Records for the exercise -
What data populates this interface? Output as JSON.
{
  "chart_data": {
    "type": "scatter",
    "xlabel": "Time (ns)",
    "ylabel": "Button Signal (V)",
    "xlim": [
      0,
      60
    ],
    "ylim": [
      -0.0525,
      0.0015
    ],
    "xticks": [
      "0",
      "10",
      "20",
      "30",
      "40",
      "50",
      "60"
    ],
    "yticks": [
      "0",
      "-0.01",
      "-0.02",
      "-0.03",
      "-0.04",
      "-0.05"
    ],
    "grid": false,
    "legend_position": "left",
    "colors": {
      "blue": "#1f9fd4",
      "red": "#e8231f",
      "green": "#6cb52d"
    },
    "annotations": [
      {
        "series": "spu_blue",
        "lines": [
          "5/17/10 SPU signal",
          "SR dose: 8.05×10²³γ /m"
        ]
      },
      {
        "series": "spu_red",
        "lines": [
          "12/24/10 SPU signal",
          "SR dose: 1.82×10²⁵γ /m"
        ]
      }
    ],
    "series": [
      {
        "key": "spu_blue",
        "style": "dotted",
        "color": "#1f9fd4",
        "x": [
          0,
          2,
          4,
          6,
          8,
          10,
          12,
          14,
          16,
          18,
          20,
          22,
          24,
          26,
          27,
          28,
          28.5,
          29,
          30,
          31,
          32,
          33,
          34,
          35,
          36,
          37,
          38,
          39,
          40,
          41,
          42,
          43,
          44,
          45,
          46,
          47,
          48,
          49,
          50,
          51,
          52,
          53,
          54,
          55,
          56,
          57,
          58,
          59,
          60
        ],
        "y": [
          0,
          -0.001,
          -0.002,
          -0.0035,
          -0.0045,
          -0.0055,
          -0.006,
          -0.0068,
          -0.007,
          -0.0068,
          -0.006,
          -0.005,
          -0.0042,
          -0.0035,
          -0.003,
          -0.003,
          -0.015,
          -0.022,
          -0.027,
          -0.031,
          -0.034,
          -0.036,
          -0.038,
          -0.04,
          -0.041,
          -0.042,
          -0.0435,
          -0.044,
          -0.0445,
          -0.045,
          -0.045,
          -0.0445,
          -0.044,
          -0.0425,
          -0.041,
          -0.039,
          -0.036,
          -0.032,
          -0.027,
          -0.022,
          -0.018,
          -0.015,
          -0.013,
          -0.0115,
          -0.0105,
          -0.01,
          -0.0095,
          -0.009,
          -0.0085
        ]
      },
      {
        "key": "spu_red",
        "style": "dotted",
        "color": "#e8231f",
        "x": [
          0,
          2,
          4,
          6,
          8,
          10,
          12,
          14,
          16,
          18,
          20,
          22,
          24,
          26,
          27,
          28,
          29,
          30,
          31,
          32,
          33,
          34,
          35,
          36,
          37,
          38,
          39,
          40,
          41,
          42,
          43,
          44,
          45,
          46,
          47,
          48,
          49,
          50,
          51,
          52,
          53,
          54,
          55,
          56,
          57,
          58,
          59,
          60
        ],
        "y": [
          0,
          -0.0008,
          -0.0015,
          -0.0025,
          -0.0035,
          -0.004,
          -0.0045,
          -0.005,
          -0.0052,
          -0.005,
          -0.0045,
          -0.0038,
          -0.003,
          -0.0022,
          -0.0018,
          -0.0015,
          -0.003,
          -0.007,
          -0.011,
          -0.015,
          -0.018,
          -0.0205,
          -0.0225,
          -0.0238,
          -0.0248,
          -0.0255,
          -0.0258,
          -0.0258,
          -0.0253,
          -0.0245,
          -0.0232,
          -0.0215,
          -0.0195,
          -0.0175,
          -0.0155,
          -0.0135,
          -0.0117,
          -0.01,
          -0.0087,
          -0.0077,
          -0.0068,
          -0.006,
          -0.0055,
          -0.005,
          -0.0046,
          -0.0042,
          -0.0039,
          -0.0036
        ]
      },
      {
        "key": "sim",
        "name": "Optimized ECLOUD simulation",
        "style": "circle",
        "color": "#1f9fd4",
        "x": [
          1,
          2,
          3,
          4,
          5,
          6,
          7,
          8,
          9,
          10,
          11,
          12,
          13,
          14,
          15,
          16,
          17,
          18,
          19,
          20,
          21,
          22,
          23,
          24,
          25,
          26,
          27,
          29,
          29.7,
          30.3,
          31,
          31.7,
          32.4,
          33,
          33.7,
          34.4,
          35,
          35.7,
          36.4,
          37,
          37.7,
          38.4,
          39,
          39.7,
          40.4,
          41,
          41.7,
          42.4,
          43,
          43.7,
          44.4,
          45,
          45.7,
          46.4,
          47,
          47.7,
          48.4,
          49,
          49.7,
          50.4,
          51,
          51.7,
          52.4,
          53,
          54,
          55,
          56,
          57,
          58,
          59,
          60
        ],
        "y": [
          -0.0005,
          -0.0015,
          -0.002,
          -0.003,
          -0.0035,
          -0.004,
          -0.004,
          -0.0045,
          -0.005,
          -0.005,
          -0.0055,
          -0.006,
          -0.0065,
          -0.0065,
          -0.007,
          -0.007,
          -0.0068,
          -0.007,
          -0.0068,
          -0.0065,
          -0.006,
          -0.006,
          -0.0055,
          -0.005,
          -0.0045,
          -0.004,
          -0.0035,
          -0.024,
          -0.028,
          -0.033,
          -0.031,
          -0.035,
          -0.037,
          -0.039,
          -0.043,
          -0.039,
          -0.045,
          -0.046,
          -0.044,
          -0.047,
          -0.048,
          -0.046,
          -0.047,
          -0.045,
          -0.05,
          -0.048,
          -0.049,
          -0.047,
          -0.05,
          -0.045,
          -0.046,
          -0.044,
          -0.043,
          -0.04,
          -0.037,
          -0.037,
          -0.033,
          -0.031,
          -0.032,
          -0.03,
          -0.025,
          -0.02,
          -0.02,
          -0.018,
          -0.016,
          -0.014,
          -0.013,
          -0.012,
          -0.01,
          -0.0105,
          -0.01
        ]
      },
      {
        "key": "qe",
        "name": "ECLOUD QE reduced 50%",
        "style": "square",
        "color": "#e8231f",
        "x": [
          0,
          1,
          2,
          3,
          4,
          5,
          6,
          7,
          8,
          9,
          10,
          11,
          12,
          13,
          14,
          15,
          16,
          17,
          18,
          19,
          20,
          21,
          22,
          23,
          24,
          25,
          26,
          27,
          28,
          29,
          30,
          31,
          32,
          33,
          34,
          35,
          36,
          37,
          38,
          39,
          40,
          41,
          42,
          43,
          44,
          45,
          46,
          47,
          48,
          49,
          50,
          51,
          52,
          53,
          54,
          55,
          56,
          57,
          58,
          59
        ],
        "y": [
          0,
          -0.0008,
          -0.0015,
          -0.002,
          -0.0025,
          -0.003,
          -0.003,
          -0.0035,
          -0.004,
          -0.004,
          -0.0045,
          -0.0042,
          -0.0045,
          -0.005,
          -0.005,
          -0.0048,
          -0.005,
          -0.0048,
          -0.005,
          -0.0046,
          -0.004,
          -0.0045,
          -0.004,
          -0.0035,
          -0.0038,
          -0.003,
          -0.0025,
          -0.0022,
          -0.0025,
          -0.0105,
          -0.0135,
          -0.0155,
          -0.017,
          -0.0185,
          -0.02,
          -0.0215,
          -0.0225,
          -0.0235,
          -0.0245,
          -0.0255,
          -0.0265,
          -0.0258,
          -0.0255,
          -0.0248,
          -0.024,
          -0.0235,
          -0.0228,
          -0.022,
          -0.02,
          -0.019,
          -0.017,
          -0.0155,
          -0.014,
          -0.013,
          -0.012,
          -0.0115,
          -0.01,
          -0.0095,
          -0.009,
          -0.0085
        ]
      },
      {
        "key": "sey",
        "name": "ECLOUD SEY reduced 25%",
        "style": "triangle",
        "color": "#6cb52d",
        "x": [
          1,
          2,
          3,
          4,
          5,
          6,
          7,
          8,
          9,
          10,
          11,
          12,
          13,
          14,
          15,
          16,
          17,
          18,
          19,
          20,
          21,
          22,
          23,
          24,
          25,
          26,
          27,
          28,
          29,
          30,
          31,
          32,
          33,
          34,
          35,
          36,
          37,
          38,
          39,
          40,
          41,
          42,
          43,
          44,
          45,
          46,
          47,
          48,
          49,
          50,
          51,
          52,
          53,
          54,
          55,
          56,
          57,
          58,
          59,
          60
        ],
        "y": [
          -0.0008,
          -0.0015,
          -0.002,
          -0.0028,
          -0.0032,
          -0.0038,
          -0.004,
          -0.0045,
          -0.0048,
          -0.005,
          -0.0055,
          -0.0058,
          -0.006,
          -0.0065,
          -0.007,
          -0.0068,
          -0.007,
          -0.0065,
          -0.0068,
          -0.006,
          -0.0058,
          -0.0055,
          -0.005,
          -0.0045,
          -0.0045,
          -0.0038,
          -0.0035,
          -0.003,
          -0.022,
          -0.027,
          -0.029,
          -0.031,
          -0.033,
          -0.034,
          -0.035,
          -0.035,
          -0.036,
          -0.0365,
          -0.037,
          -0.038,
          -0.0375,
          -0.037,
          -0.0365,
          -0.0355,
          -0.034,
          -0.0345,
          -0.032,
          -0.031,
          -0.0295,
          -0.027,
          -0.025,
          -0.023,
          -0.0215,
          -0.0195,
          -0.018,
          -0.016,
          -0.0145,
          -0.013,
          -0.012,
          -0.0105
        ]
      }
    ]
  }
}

Set task - Lines from the records above that hold "style" are the ones to list.

Result of this exercise -
        "style": "dotted",
        "style": "dotted",
        "style": "circle",
        "style": "square",
        "style": "triangle",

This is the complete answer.